Will you restate verbatim the lines running from the line with "Transcribe the text in this document." to the end of the data, leaving out everything else?
··· SOURCE RECORDS
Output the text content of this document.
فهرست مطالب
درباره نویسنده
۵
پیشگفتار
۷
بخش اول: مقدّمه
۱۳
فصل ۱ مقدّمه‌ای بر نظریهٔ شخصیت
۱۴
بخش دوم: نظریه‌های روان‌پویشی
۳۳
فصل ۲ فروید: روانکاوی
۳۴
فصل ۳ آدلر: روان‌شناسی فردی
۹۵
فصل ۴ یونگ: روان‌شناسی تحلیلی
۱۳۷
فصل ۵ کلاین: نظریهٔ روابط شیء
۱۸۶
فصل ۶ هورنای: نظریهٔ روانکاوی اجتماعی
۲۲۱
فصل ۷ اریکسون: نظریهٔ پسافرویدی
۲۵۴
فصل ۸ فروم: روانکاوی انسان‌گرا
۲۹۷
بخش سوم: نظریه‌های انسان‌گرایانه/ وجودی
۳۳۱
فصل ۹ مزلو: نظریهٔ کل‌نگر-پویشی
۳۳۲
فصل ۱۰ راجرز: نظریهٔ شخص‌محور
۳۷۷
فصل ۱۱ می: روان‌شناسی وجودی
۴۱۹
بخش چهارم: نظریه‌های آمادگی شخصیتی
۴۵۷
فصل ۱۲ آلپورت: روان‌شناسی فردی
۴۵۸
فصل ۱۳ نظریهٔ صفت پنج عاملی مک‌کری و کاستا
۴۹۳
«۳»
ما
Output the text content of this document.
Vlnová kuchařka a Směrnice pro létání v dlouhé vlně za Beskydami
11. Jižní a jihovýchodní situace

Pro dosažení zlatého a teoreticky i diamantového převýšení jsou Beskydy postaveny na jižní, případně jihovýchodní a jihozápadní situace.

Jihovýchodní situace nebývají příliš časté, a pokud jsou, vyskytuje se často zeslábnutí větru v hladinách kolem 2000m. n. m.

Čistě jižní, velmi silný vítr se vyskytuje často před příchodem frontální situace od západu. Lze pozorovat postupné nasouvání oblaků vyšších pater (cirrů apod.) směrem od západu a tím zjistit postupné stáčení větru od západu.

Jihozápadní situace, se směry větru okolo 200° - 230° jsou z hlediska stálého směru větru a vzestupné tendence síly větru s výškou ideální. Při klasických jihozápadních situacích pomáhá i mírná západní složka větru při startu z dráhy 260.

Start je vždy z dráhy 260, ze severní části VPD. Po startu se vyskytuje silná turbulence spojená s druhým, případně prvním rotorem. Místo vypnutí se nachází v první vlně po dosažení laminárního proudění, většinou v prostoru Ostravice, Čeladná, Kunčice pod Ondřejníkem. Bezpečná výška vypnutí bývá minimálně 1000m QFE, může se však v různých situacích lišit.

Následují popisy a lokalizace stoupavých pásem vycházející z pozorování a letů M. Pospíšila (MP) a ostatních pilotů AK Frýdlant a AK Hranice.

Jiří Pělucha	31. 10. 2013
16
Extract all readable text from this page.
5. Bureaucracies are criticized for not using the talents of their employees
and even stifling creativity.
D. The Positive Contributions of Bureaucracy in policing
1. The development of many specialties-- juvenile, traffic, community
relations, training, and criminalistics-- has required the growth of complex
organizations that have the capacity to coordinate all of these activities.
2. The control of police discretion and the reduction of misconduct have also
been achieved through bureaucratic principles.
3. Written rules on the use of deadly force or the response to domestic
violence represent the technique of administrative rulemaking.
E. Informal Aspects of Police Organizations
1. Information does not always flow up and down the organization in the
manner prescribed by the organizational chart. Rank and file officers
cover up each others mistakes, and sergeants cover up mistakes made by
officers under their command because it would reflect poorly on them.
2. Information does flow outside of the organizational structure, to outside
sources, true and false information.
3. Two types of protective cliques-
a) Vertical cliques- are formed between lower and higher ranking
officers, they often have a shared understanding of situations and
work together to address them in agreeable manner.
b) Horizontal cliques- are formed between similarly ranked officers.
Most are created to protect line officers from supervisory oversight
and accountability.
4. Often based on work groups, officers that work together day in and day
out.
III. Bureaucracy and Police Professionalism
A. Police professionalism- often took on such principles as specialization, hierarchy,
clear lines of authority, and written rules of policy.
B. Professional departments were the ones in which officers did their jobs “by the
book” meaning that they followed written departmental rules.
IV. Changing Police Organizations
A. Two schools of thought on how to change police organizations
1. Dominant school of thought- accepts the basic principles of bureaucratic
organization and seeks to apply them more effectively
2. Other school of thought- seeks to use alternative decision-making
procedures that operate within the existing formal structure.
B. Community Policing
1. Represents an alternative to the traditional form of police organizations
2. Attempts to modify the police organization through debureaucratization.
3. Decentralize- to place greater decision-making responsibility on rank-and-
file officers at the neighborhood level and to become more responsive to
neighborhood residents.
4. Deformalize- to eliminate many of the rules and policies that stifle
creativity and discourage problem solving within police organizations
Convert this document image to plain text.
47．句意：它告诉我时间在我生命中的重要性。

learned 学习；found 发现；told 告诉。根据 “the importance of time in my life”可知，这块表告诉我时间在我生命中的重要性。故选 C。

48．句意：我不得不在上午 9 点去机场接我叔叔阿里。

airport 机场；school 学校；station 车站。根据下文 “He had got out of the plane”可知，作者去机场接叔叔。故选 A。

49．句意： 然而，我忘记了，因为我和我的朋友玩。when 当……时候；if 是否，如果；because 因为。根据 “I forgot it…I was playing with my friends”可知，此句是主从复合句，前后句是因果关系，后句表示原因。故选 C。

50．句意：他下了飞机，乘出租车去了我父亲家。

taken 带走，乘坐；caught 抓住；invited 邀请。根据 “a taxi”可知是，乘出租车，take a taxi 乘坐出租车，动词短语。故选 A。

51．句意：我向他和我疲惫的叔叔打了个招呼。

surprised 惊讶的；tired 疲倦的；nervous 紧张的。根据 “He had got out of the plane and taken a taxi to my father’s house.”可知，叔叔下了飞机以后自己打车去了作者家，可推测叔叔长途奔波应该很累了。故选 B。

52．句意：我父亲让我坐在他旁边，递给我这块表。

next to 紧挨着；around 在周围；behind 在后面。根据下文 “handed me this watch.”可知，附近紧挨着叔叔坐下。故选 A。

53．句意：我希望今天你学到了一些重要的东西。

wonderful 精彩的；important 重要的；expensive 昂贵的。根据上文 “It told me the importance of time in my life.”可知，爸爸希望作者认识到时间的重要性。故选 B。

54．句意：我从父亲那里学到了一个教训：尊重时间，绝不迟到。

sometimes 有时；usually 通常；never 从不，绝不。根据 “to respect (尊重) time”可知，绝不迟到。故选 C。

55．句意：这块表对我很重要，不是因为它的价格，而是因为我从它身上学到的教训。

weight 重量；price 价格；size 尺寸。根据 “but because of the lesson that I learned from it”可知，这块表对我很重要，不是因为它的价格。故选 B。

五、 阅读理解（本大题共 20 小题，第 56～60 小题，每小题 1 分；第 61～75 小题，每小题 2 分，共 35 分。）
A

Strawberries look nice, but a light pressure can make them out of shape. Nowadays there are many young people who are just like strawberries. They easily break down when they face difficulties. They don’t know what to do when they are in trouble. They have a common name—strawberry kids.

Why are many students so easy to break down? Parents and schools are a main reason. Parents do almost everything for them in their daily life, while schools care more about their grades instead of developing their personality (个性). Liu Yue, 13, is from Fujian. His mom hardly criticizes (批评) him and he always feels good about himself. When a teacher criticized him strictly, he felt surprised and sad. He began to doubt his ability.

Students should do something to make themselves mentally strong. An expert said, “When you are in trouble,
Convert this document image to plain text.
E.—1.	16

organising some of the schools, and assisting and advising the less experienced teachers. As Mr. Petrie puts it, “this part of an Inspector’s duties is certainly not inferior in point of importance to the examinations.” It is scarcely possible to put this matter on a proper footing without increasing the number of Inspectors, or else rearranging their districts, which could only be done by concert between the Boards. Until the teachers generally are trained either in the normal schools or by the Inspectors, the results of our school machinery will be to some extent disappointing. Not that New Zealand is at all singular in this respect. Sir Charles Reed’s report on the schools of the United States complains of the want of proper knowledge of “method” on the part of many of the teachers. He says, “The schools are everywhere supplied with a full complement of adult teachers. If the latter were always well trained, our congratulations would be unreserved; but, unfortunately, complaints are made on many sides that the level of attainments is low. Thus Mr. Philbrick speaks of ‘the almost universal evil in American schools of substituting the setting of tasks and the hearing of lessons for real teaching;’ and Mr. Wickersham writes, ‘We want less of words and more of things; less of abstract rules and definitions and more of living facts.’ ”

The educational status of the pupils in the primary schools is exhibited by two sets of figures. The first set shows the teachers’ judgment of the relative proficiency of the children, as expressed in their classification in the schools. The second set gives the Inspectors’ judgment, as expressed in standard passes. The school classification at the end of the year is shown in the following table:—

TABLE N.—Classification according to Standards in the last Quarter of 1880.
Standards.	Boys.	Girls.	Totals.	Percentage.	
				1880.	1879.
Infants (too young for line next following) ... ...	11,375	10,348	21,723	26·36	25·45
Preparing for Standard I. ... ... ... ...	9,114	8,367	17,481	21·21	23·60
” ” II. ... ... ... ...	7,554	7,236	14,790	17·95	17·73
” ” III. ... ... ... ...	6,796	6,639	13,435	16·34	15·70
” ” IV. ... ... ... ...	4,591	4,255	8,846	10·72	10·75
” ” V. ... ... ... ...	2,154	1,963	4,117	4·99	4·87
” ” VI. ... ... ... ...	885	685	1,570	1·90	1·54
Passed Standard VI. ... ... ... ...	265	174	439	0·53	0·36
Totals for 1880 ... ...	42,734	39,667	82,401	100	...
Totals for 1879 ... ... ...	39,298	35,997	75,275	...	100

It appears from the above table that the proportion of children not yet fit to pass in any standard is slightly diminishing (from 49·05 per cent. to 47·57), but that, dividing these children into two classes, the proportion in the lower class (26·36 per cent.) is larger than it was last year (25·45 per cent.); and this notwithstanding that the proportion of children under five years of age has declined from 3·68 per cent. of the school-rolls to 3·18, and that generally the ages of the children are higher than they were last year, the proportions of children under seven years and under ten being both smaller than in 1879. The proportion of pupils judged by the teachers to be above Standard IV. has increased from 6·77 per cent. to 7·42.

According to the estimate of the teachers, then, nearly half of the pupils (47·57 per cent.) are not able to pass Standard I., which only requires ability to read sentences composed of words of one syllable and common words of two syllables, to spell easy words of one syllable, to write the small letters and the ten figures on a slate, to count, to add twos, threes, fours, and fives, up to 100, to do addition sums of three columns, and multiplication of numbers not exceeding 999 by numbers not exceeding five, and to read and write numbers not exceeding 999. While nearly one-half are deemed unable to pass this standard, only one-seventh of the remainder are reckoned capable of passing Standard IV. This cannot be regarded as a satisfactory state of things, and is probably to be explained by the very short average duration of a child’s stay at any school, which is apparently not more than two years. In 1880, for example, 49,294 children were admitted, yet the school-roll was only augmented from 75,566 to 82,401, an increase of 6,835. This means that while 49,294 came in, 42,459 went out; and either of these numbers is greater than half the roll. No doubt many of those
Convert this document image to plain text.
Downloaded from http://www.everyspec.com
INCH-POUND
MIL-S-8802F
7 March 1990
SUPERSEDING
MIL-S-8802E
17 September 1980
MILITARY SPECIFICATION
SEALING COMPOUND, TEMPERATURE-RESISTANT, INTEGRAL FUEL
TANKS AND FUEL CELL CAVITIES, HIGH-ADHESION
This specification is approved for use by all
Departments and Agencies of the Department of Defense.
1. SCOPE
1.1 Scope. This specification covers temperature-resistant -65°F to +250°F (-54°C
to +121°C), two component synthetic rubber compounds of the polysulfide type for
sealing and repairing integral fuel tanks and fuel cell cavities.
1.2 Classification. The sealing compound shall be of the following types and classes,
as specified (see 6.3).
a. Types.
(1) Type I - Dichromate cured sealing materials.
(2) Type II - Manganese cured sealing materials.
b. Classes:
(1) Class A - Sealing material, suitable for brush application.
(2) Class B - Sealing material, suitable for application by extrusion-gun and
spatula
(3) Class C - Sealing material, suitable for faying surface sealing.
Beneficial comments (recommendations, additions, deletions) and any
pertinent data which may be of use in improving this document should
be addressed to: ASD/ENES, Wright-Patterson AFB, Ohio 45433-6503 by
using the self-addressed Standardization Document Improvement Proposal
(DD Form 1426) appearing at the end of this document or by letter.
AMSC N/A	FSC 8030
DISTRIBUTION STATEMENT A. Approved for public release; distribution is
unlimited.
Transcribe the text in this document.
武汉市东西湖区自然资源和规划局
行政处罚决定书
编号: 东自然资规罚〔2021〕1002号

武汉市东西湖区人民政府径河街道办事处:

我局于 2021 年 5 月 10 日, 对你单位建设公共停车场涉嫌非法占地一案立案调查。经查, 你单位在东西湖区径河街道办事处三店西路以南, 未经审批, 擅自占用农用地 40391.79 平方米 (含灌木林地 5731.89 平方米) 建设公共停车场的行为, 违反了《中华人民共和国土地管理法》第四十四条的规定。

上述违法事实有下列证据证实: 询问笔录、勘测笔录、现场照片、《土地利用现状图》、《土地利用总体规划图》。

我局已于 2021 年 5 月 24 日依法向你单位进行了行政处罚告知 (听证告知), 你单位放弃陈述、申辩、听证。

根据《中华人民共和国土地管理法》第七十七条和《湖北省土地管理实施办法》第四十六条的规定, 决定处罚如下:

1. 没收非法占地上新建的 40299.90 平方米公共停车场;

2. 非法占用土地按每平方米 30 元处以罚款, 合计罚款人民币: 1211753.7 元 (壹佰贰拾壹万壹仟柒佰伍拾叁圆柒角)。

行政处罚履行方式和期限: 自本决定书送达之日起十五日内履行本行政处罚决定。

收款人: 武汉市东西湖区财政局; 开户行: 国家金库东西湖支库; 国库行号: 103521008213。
······
■ OUTPUT OF THE EXERCISE:
Transcribe the text in this document.
武汉市东西湖区自然资源和规划局
行政处罚决定书
编号: 东自然资规罚〔2021〕1002号

武汉市东西湖区人民政府径河街道办事处:

我局于 2021 年 5 月 10 日, 对你单位建设公共停车场涉嫌非法占地一案立案调查。经查, 你单位在东西湖区径河街道办事处三店西路以南, 未经审批, 擅自占用农用地 40391.79 平方米 (含灌木林地 5731.89 平方米) 建设公共停车场的行为, 违反了《中华人民共和国土地管理法》第四十四条的规定。

上述违法事实有下列证据证实: 询问笔录、勘测笔录、现场照片、《土地利用现状图》、《土地利用总体规划图》。

我局已于 2021 年 5 月 24 日依法向你单位进行了行政处罚告知 (听证告知), 你单位放弃陈述、申辩、听证。

根据《中华人民共和国土地管理法》第七十七条和《湖北省土地管理实施办法》第四十六条的规定, 决定处罚如下:

1. 没收非法占地上新建的 40299.90 平方米公共停车场;

2. 非法占用土地按每平方米 30 元处以罚款, 合计罚款人民币: 1211753.7 元 (壹佰贰拾壹万壹仟柒佰伍拾叁圆柒角)。

行政处罚履行方式和期限: 自本决定书送达之日起十五日内履行本行政处罚决定。

收款人: 武汉市东西湖区财政局; 开户行: 国家金库东西湖支库; 国库行号: 103521008213。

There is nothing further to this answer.